Extract the complete listing and repeat it word for word.

◆ **Data in this exercise**:
+ + +
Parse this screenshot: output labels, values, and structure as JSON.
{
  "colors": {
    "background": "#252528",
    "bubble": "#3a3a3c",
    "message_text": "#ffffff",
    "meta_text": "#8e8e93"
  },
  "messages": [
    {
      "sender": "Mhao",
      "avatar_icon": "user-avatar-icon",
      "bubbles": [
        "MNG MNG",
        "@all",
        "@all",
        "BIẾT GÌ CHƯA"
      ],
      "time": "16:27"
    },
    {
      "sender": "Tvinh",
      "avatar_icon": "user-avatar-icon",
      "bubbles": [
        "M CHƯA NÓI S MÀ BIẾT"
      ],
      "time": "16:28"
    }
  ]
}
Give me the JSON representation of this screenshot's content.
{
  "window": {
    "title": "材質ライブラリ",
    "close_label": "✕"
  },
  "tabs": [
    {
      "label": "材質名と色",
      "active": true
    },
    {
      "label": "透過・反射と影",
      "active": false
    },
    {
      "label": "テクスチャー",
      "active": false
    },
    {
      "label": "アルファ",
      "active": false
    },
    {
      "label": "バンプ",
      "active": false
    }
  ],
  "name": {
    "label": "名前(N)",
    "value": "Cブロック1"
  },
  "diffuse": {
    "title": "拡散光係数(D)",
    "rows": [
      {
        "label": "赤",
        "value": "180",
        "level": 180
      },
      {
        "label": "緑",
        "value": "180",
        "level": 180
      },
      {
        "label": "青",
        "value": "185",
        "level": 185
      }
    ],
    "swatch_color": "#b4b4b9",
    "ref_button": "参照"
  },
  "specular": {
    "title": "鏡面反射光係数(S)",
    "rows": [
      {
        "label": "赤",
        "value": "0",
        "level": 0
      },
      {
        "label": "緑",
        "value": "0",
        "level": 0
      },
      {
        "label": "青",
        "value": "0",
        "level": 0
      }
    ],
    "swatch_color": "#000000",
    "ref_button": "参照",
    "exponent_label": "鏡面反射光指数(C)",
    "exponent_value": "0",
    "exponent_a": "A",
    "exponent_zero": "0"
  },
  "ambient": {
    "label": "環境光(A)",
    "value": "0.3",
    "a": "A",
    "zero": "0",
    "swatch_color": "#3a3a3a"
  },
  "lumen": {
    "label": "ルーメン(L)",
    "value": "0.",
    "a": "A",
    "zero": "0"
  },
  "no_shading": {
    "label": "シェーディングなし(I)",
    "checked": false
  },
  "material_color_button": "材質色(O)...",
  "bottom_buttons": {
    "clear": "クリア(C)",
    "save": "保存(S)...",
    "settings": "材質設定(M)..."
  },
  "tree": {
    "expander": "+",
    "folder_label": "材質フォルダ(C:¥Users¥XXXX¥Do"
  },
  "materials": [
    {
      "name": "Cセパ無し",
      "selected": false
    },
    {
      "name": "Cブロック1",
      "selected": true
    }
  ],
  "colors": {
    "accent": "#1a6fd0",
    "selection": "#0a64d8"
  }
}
+ + +
◆ **Exercise answer**:
Parse this screenshot: output labels, values, and structure as JSON.
{
  "colors": {
    "background": "#252528",
    "bubble": "#3a3a3c",
    "message_text": "#ffffff",
    "meta_text": "#8e8e93"
  },
  "messages": [
    {
      "sender": "Mhao",
      "avatar_icon": "user-avatar-icon",
      "bubbles": [
        "MNG MNG",
        "@all",
        "@all",
        "BIẾT GÌ CHƯA"
      ],
      "time": "16:27"
    },
    {
      "sender": "Tvinh",
      "avatar_icon": "user-avatar-icon",
      "bubbles": [
        "M CHƯA NÓI S MÀ BIẾT"
      ],
      "time": "16:28"
    }
  ]
}
Give me the JSON representation of this screenshot's content.
{
  "window": {
    "title": "材質ライブラリ",
    "close_label": "✕"
  },
  "tabs": [
    {
      "label": "材質名と色",
      "active": true
    },
    {
      "label": "透過・反射と影",
      "active": false
    },
    {
      "label": "テクスチャー",
      "active": false
    },
    {
      "label": "アルファ",
      "active": false
    },
    {
      "label": "バンプ",
      "active": false
    }
  ],
  "name": {
    "label": "名前(N)",
    "value": "Cブロック1"
  },
  "diffuse": {
    "title": "拡散光係数(D)",
    "rows": [
      {
        "label": "赤",
        "value": "180",
        "level": 180
      },
      {
        "label": "緑",
        "value": "180",
        "level": 180
      },
      {
        "label": "青",
        "value": "185",
        "level": 185
      }
    ],
    "swatch_color": "#b4b4b9",
    "ref_button": "参照"
  },
  "specular": {
    "title": "鏡面反射光係数(S)",
    "rows": [
      {
        "label": "赤",
        "value": "0",
        "level": 0
      },
      {
        "label": "緑",
        "value": "0",
        "level": 0
      },
      {
        "label": "青",
        "value": "0",
        "level": 0
      }
    ],
    "swatch_color": "#000000",
    "ref_button": "参照",
    "exponent_label": "鏡面反射光指数(C)",
    "exponent_value": "0",
    "exponent_a": "A",
    "exponent_zero": "0"
  },
  "ambient": {
    "label": "環境光(A)",
    "value": "0.3",
    "a": "A",
    "zero": "0",
    "swatch_color": "#3a3a3a"
  },
  "lumen": {
    "label": "ルーメン(L)",
    "value": "0.",
    "a": "A",
    "zero": "0"
  },
  "no_shading": {
    "label": "シェーディングなし(I)",
    "checked": false
  },
  "material_color_button": "材質色(O)...",
  "bottom_buttons": {
    "clear": "クリア(C)",
    "save": "保存(S)...",
    "settings": "材質設定(M)..."
  },
  "tree": {
    "expander": "+",
    "folder_label": "材質フォルダ(C:¥Users¥XXXX¥Do"
  },
  "materials": [
    {
      "name": "Cセパ無し",
      "selected": false
    },
    {
      "name": "Cブロック1",
      "selected": true
    }
  ],
  "colors": {
    "accent": "#1a6fd0",
    "selection": "#0a64d8"
  }
}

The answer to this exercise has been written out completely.